Swap "data-label" for "value-label" in everything from the line containing "bar-side bbox=[201, 231, 211, 254]" down to the line containing "bar bbox=[75, 215, 125, 252]" in the records below. Copy only those lines, leaving everything else in them as it is.

### Given data ###

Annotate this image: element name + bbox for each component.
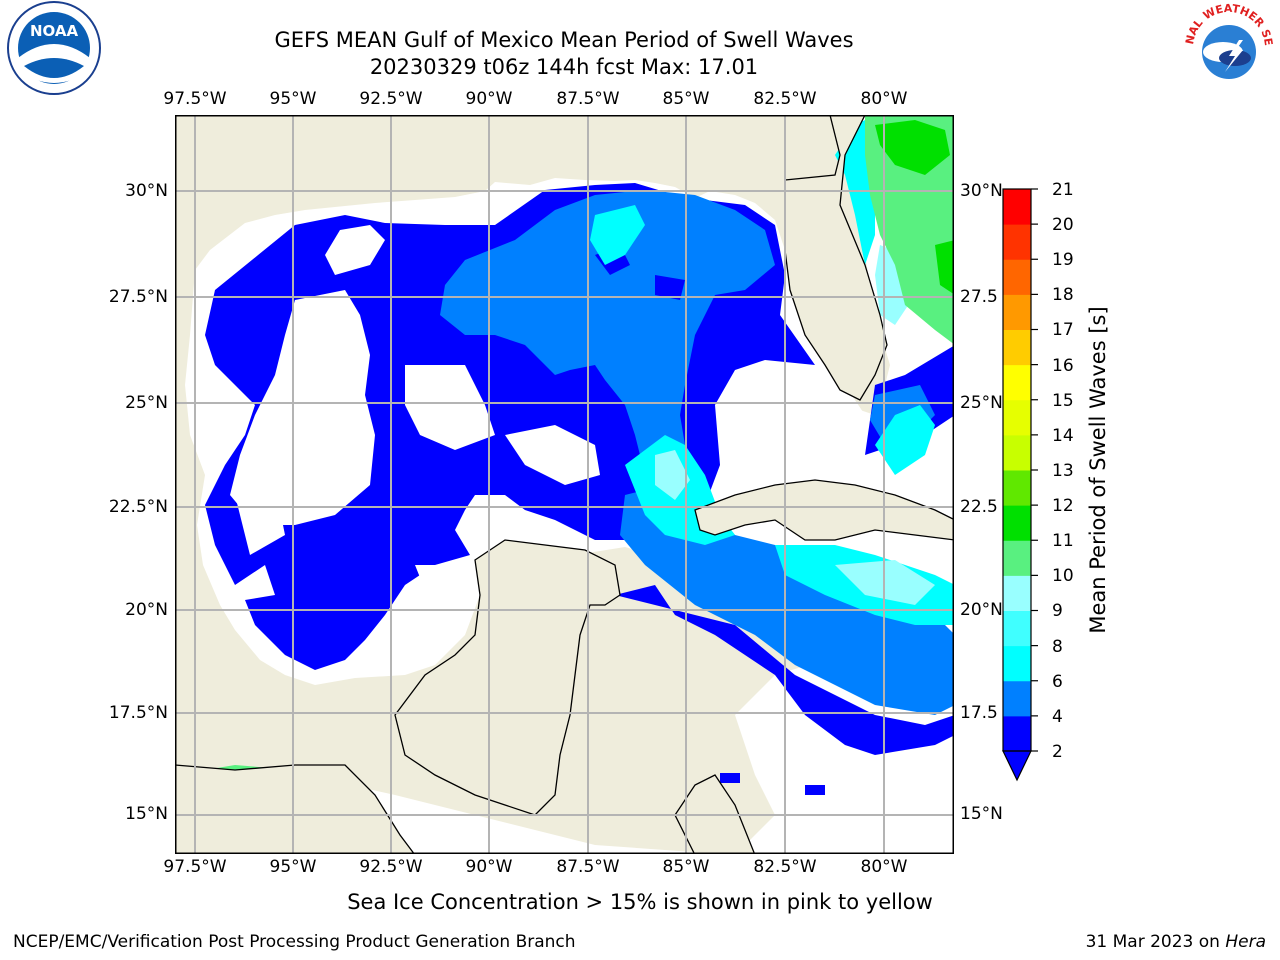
colorbar-bin (1003, 189, 1031, 225)
swell-period-map (175, 115, 954, 854)
lon-label-top: 97.5°W (163, 89, 227, 109)
colorbar-bin (1003, 715, 1031, 752)
colorbar-tick-label: 12 (1052, 496, 1074, 516)
lat-label-left: 25°N (125, 393, 168, 413)
plot-title: GEFS MEAN Gulf of Mexico Mean Period of … (274, 28, 854, 52)
colorbar-tick-label: 10 (1052, 566, 1074, 586)
lat-label-right: 22.5 (960, 497, 998, 517)
credit-line: NCEP/EMC/Verification Post Processing Pr… (13, 932, 576, 952)
lon-label-top: 85°W (662, 89, 710, 109)
central-america (175, 764, 415, 853)
colorbar-tick-label: 19 (1052, 250, 1074, 270)
colorbar-bin (1003, 399, 1031, 436)
run-date: 31 Mar 2023 on Hera (1086, 932, 1266, 952)
plot-subtitle: 20230329 t06z 144h fcst Max: 17.01 (369, 55, 759, 79)
colorbar-tick-label: 18 (1052, 285, 1074, 305)
colorbar-bin (1003, 259, 1031, 295)
colorbar-tick-label: 8 (1052, 637, 1063, 657)
colorbar-bin (1003, 540, 1031, 576)
lat-label-left: 27.5°N (108, 287, 168, 307)
lon-label-top: 92.5°W (359, 89, 423, 109)
colorbar-bin (1003, 329, 1031, 366)
colorbar-bin (1003, 680, 1031, 717)
colorbar-bin (1003, 434, 1031, 471)
colorbar-tick-marks (1031, 188, 1038, 752)
colorbar-label: Mean Period of Swell Waves [s] (1086, 306, 1110, 634)
lat-label-left: 30°N (125, 181, 168, 201)
lon-label-bottom: 97.5°W (163, 857, 227, 877)
colorbar-tick-label: 9 (1052, 601, 1063, 621)
colorbar-tick-label: 6 (1052, 672, 1063, 692)
colorbar-bins (1003, 189, 1031, 752)
noaa-logo-text: NOAA (30, 22, 79, 40)
lon-label-bottom: 95°W (269, 857, 317, 877)
noaa-logo: NOAA (7, 1, 101, 95)
colorbar-bin (1003, 575, 1031, 611)
run-date-text: 31 Mar 2023 on (1085, 932, 1220, 952)
colorbar-tick-label: 11 (1052, 531, 1074, 551)
lon-label-bottom: 92.5°W (359, 857, 423, 877)
sea-ice-footnote: Sea Ice Concentration > 15% is shown in … (347, 890, 933, 914)
lat-label-left: 20°N (125, 600, 168, 620)
colorbar-bin (1003, 645, 1031, 682)
colorbar-tick-label: 14 (1052, 426, 1074, 446)
lat-label-right: 17.5 (960, 703, 998, 723)
lon-label-top: 80°W (860, 89, 908, 109)
colorbar-tick-label: 16 (1052, 356, 1074, 376)
colorbar-bin (1003, 364, 1031, 401)
colorbar-bin (1003, 470, 1031, 506)
lon-label-top: 90°W (465, 89, 513, 109)
colorbar-bin (1003, 224, 1031, 260)
lon-label-top: 87.5°W (556, 89, 620, 109)
colorbar-tick-label: 20 (1052, 215, 1074, 235)
colorbar-tick-label: 17 (1052, 320, 1074, 340)
colorbar (1002, 188, 1038, 782)
colorbar-extend-min (1002, 750, 1032, 782)
lon-label-bottom: 80°W (860, 857, 908, 877)
lon-label-top: 82.5°W (753, 89, 817, 109)
lat-label-left: 15°N (125, 804, 168, 824)
yucatan (394, 539, 621, 816)
cuba (694, 479, 953, 541)
map-border (175, 115, 954, 854)
no-swell-gaps (230, 225, 865, 590)
lon-label-bottom: 82.5°W (753, 857, 817, 877)
lat-label-right: 20°N (960, 600, 1003, 620)
nws-logo: NATIONAL WEATHER SERVICE (1179, 0, 1275, 94)
lat-label-right: 27.5 (960, 287, 998, 307)
lon-label-top: 95°W (269, 89, 317, 109)
land-overlays (175, 115, 953, 853)
lat-label-left: 17.5°N (108, 703, 168, 723)
lon-label-bottom: 90°W (465, 857, 513, 877)
lon-label-bottom: 85°W (662, 857, 710, 877)
lon-label-bottom: 87.5°W (556, 857, 620, 877)
colorbar-bin (1003, 610, 1031, 647)
colorbar-bin (1003, 505, 1031, 541)
colorbar-tick-label: 2 (1052, 742, 1063, 762)
colorbar-tick-label: 13 (1052, 461, 1074, 481)
lat-label-right: 30°N (960, 181, 1003, 201)
colorbar-tick-label: 4 (1052, 707, 1063, 727)
map-gridlines (175, 115, 953, 853)
colorbar-bin (1003, 294, 1031, 330)
lat-label-right: 15°N (960, 804, 1003, 824)
colorbar-tick-label: 15 (1052, 391, 1074, 411)
colorbar-tick-label: 21 (1052, 180, 1074, 200)
lat-label-right: 25°N (960, 393, 1003, 413)
lat-label-left: 22.5°N (108, 497, 168, 517)
machine-name: Hera (1225, 932, 1266, 952)
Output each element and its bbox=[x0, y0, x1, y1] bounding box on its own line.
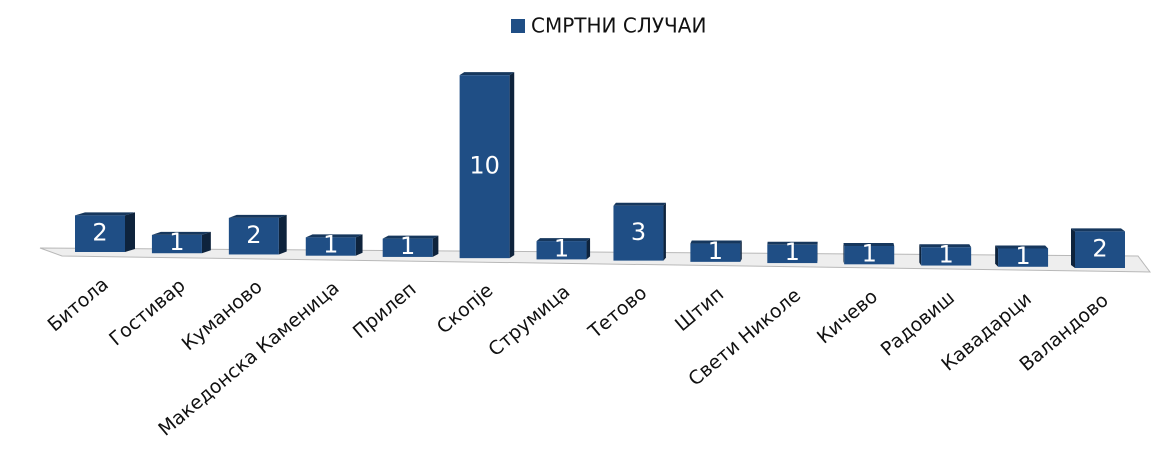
bar-side bbox=[201, 231, 211, 254]
x-tick-label: Скопје bbox=[433, 279, 498, 338]
bar bbox=[767, 244, 818, 264]
bar-top bbox=[843, 243, 895, 247]
bar-top bbox=[767, 241, 818, 245]
bar-top bbox=[1071, 228, 1125, 232]
bar-top bbox=[690, 240, 742, 244]
bar-side bbox=[663, 202, 666, 261]
bar-side bbox=[586, 238, 591, 260]
data-label: 1 bbox=[708, 237, 723, 265]
bar-top bbox=[305, 234, 363, 238]
bar-top bbox=[228, 214, 287, 218]
bar bbox=[459, 75, 510, 259]
bar-side bbox=[1071, 228, 1075, 268]
x-tick-label: Битола bbox=[44, 273, 113, 336]
data-label: 1 bbox=[400, 232, 415, 260]
bar bbox=[921, 247, 972, 266]
bar-side bbox=[740, 240, 742, 262]
data-label: 1 bbox=[939, 241, 954, 269]
bar bbox=[75, 215, 125, 252]
bar-top bbox=[382, 235, 439, 239]
x-tick-label: Тетово bbox=[584, 282, 652, 344]
bar bbox=[998, 248, 1049, 267]
data-label: 1 bbox=[169, 228, 184, 256]
data-label: 1 bbox=[862, 239, 877, 267]
bar-top bbox=[459, 72, 515, 76]
data-label: 1 bbox=[785, 238, 800, 266]
bar-side bbox=[432, 235, 439, 257]
data-label: 2 bbox=[92, 219, 107, 247]
x-tick-label: Штип bbox=[671, 283, 728, 336]
bar bbox=[844, 246, 895, 265]
data-label: 2 bbox=[246, 221, 261, 249]
bar-side bbox=[125, 212, 135, 252]
bar-top bbox=[613, 202, 666, 206]
data-label: 1 bbox=[1015, 242, 1030, 270]
bar-top bbox=[995, 245, 1049, 249]
x-tick-label: Струмица bbox=[484, 281, 574, 361]
bar bbox=[382, 238, 433, 257]
bar-side bbox=[355, 234, 363, 256]
data-label: 1 bbox=[323, 231, 338, 259]
bar-top bbox=[919, 244, 972, 248]
bar bbox=[305, 237, 356, 256]
bar-side bbox=[509, 72, 515, 259]
bar bbox=[1075, 231, 1125, 268]
bar bbox=[613, 205, 664, 261]
bar-side bbox=[278, 214, 287, 255]
legend-swatch bbox=[511, 19, 525, 33]
bar bbox=[151, 234, 202, 254]
bar-side bbox=[995, 245, 999, 267]
bar bbox=[228, 217, 279, 255]
data-label: 1 bbox=[554, 234, 569, 262]
bar bbox=[690, 243, 741, 262]
x-tick-label: Прилеп bbox=[349, 278, 421, 343]
data-label: 3 bbox=[631, 218, 646, 246]
data-label: 2 bbox=[1092, 235, 1107, 263]
bar-side bbox=[919, 244, 922, 266]
x-tick-label: Кичево bbox=[813, 285, 882, 348]
bar-top bbox=[151, 231, 211, 235]
bar-top bbox=[536, 238, 591, 242]
bar bbox=[536, 241, 587, 260]
x-tick-label: Радовиш bbox=[877, 287, 959, 361]
bar-top bbox=[75, 212, 135, 216]
data-label: 10 bbox=[469, 152, 500, 180]
legend-label: СМРТНИ СЛУЧАИ bbox=[531, 14, 706, 38]
bar-side bbox=[843, 243, 845, 265]
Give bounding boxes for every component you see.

###

- **Finished exercise**
bar-side bbox=[201, 231, 211, 254]
x-tick-label: Скопје bbox=[433, 279, 498, 338]
bar bbox=[767, 244, 818, 264]
bar-top bbox=[843, 243, 895, 247]
bar-top bbox=[767, 241, 818, 245]
bar-top bbox=[1071, 228, 1125, 232]
bar-top bbox=[690, 240, 742, 244]
bar-side bbox=[663, 202, 666, 261]
bar-side bbox=[586, 238, 591, 260]
value-label: 1 bbox=[708, 237, 723, 265]
bar-top bbox=[305, 234, 363, 238]
bar-top bbox=[228, 214, 287, 218]
bar bbox=[459, 75, 510, 259]
bar-side bbox=[1071, 228, 1075, 268]
x-tick-label: Битола bbox=[44, 273, 113, 336]
value-label: 1 bbox=[400, 232, 415, 260]
bar bbox=[921, 247, 972, 266]
bar-side bbox=[740, 240, 742, 262]
value-label: 1 bbox=[939, 241, 954, 269]
bar bbox=[75, 215, 125, 252]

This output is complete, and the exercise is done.